**Given information**
------------------------

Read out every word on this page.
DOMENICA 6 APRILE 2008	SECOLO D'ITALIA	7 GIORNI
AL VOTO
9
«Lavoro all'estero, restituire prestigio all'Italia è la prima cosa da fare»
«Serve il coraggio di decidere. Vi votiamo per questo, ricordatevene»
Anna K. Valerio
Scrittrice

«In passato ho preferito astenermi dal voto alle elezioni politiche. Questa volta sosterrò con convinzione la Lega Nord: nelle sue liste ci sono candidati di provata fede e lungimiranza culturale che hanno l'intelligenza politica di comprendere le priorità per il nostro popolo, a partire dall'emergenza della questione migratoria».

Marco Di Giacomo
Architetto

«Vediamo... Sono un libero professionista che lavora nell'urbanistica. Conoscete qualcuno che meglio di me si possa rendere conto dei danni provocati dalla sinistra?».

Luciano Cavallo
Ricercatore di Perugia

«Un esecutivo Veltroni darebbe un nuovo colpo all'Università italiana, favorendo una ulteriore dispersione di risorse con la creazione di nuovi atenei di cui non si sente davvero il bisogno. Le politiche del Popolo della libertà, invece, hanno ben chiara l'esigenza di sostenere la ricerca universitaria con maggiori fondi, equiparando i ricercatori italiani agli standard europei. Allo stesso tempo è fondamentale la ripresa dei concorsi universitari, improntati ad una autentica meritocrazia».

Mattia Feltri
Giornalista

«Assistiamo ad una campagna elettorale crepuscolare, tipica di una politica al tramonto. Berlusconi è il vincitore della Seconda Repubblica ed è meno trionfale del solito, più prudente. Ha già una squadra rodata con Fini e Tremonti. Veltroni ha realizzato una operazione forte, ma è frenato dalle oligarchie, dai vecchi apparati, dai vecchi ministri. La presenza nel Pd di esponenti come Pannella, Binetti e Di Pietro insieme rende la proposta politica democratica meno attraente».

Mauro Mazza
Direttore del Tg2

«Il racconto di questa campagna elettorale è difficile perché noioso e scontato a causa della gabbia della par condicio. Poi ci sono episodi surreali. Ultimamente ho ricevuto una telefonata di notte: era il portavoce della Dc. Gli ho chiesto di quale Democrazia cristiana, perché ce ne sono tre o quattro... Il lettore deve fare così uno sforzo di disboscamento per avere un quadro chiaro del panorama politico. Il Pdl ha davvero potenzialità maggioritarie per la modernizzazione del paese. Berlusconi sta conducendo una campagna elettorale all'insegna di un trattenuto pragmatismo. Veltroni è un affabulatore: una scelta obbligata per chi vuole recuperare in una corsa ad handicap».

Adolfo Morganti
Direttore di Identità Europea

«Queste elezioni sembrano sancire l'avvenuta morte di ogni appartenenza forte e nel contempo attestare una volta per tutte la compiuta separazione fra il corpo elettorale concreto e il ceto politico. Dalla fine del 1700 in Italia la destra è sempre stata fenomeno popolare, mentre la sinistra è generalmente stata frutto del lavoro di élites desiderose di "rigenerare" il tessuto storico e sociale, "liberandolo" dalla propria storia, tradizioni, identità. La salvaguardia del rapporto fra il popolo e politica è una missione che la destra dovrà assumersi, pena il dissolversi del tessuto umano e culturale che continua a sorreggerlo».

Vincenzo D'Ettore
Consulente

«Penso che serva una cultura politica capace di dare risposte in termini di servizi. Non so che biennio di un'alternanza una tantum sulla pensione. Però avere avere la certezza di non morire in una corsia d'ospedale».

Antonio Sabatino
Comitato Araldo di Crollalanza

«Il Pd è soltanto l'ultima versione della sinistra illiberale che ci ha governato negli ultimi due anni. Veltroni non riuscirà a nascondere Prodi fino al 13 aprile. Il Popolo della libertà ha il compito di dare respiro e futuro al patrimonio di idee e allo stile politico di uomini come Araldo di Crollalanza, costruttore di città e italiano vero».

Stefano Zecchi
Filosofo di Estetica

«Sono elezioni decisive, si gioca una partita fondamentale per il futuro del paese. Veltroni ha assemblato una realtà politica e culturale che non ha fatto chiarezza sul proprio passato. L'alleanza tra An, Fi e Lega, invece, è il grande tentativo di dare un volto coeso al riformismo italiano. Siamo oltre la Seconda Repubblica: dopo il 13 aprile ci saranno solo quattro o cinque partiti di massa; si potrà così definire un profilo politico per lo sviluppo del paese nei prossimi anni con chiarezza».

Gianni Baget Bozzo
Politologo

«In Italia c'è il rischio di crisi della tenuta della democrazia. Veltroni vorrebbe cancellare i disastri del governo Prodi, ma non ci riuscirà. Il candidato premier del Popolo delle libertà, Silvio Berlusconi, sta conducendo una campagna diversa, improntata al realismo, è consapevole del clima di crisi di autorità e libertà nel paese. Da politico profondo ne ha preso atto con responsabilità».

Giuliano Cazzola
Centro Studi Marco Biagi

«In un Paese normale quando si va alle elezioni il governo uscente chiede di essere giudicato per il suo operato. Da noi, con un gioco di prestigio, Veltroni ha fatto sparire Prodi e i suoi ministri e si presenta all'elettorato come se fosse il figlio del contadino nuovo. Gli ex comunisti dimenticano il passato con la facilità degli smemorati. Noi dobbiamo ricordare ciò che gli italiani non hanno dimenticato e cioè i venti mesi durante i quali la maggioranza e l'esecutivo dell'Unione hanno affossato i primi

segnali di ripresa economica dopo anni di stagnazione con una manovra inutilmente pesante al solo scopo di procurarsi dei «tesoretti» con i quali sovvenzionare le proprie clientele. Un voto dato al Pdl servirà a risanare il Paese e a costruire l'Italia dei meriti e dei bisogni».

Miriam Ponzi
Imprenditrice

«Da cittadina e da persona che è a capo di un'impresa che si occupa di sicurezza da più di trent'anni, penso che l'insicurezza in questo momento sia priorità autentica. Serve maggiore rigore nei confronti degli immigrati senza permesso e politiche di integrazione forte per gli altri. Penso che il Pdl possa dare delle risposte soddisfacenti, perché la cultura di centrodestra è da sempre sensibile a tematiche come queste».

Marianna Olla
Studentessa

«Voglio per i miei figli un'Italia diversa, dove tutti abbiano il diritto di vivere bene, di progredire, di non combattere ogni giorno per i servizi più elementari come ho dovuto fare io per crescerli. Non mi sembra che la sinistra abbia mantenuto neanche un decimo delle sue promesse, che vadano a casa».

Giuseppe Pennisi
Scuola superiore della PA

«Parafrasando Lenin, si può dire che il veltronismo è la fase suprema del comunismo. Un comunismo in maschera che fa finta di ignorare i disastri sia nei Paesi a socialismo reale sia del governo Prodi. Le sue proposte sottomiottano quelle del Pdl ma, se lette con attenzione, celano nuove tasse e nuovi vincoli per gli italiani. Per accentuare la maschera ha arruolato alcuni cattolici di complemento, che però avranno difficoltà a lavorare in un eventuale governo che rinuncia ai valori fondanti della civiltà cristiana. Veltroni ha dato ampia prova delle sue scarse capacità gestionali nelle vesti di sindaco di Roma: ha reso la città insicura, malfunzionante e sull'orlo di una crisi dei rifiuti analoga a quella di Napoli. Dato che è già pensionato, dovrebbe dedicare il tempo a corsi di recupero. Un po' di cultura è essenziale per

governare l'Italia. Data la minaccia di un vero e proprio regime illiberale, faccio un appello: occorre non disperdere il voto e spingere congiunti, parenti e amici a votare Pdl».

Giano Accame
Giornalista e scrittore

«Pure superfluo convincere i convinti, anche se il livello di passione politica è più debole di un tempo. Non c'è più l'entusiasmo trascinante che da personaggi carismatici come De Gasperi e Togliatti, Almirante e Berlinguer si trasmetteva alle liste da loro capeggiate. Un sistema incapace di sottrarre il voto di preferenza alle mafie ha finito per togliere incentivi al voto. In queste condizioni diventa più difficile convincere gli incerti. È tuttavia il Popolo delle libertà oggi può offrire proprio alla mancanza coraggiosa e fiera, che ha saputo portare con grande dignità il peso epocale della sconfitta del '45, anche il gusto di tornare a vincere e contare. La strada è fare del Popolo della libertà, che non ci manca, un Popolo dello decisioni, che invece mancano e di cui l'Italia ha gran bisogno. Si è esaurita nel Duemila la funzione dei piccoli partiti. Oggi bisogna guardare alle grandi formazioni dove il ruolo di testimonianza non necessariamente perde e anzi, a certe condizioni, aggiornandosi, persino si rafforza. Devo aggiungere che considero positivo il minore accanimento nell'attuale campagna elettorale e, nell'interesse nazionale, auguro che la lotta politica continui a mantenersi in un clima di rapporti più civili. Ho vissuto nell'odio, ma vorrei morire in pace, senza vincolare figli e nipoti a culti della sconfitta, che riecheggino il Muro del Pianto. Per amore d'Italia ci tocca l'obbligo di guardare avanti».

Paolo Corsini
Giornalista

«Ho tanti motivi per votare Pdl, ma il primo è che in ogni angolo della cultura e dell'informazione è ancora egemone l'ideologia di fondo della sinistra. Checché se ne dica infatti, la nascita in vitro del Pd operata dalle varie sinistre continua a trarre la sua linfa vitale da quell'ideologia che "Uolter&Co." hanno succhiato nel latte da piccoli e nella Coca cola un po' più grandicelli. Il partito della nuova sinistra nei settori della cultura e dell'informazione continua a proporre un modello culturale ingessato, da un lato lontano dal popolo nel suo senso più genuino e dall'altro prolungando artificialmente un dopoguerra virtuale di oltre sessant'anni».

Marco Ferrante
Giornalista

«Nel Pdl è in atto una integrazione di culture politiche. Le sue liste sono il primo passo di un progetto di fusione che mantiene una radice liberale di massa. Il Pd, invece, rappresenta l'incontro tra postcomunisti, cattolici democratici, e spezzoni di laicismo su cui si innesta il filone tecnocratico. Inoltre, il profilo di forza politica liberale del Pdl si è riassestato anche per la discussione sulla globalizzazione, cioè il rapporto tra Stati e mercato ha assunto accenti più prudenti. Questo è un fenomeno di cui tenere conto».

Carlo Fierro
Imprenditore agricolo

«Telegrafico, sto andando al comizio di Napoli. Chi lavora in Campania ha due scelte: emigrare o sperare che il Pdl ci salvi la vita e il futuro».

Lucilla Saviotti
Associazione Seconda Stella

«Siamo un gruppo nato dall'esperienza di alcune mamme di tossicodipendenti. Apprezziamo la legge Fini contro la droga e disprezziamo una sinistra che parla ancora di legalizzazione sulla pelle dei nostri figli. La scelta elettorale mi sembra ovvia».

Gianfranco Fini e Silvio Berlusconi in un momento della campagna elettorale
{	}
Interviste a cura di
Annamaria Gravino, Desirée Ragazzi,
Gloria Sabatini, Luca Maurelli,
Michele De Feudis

------------------------

**Goal of the exercise**
Find the string "ancora" in the records, then copy each line where it occurs.

**Answer in full**
«Ho tanti motivi per votare Pdl, ma il primo è che in ogni angolo della cultura e dell'informazione è ancora egemone l'ideologia di fondo della sinistra. Checché se ne dica infatti, la nascita in vitro del Pd operata dalle varie sinistre continua a trarre la sua linfa vitale da quell'ideologia che "Uolter&Co." hanno succhiato nel latte da piccoli e nella Coca cola un po' più grandicelli. Il partito della nuova sinistra nei settori della cultura e dell'informazione continua a proporre un modello culturale ingessato, da un lato lontano dal popolo nel suo senso più genuino e dall'altro prolungando artificialmente un dopoguerra virtuale di oltre sessant'anni».
«Siamo un gruppo nato dall'esperienza di alcune mamme di tossicodipendenti. Apprezziamo la legge Fini contro la droga e disprezziamo una sinistra che parla ancora di legalizzazione sulla pelle dei nostri figli. La scelta elettorale mi sembra ovvia».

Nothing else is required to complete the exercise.